==== SUPPLIED RECORDS ====

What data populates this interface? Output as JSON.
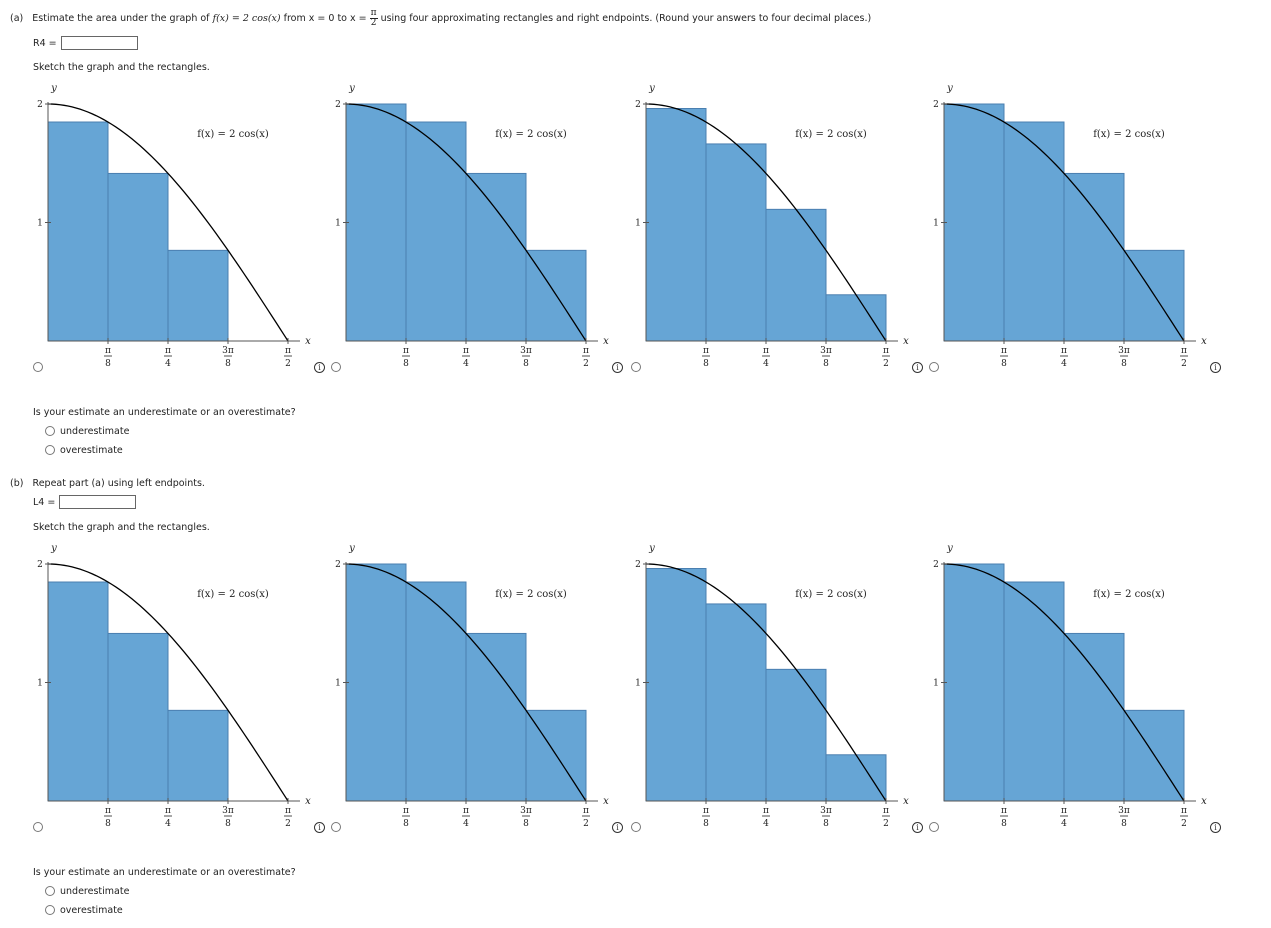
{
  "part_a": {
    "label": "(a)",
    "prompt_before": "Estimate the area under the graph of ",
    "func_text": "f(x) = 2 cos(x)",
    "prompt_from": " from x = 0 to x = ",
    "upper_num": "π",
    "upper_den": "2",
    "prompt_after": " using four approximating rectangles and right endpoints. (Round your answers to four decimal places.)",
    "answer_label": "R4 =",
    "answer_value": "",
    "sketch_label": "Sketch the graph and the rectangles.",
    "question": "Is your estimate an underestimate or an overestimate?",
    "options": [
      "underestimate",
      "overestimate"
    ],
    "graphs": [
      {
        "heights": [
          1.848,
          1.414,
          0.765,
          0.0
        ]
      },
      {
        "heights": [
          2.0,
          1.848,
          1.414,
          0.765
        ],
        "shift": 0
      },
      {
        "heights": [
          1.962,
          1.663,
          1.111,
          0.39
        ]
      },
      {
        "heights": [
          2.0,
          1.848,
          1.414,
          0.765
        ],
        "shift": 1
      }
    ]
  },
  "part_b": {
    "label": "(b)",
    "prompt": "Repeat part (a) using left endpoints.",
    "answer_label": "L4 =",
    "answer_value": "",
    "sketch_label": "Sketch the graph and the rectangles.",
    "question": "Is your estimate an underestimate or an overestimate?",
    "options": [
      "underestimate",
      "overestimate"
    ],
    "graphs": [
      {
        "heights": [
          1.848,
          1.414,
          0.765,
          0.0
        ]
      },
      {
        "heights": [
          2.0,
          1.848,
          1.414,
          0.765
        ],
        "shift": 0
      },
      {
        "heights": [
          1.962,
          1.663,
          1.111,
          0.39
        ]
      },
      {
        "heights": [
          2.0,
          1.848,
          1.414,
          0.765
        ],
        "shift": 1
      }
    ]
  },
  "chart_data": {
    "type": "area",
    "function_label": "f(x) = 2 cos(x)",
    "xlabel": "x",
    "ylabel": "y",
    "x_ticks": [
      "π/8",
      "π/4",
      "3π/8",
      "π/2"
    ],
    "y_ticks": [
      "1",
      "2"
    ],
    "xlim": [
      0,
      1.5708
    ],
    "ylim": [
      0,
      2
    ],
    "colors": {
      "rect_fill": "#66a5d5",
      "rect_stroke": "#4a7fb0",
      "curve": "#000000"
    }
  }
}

====

WHAT YOU SHOULD DO: Write out the records above exactly as they appear, leaving out any pictures.

FINISHED EXERCISE:
What data populates this interface? Output as JSON.
{
  "part_a": {
    "label": "(a)",
    "prompt_before": "Estimate the area under the graph of ",
    "func_text": "f(x) = 2 cos(x)",
    "prompt_from": " from x = 0 to x = ",
    "upper_num": "π",
    "upper_den": "2",
    "prompt_after": " using four approximating rectangles and right endpoints. (Round your answers to four decimal places.)",
    "answer_label": "R4 =",
    "answer_value": "",
    "sketch_label": "Sketch the graph and the rectangles.",
    "question": "Is your estimate an underestimate or an overestimate?",
    "options": [
      "underestimate",
      "overestimate"
    ],
    "graphs": [
      {
        "heights": [
          1.848,
          1.414,
          0.765,
          0.0
        ]
      },
      {
        "heights": [
          2.0,
          1.848,
          1.414,
          0.765
        ],
        "shift": 0
      },
      {
        "heights": [
          1.962,
          1.663,
          1.111,
          0.39
        ]
      },
      {
        "heights": [
          2.0,
          1.848,
          1.414,
          0.765
        ],
        "shift": 1
      }
    ]
  },
  "part_b": {
    "label": "(b)",
    "prompt": "Repeat part (a) using left endpoints.",
    "answer_label": "L4 =",
    "answer_value": "",
    "sketch_label": "Sketch the graph and the rectangles.",
    "question": "Is your estimate an underestimate or an overestimate?",
    "options": [
      "underestimate",
      "overestimate"
    ],
    "graphs": [
      {
        "heights": [
          1.848,
          1.414,
          0.765,
          0.0
        ]
      },
      {
        "heights": [
          2.0,
          1.848,
          1.414,
          0.765
        ],
        "shift": 0
      },
      {
        "heights": [
          1.962,
          1.663,
          1.111,
          0.39
        ]
      },
      {
        "heights": [
          2.0,
          1.848,
          1.414,
          0.765
        ],
        "shift": 1
      }
    ]
  },
  "chart_data": {
    "type": "area",
    "function_label": "f(x) = 2 cos(x)",
    "xlabel": "x",
    "ylabel": "y",
    "x_ticks": [
      "π/8",
      "π/4",
      "3π/8",
      "π/2"
    ],
    "y_ticks": [
      "1",
      "2"
    ],
    "xlim": [
      0,
      1.5708
    ],
    "ylim": [
      0,
      2
    ],
    "colors": {
      "rect_fill": "#66a5d5",
      "rect_stroke": "#4a7fb0",
      "curve": "#000000"
    }
  }
}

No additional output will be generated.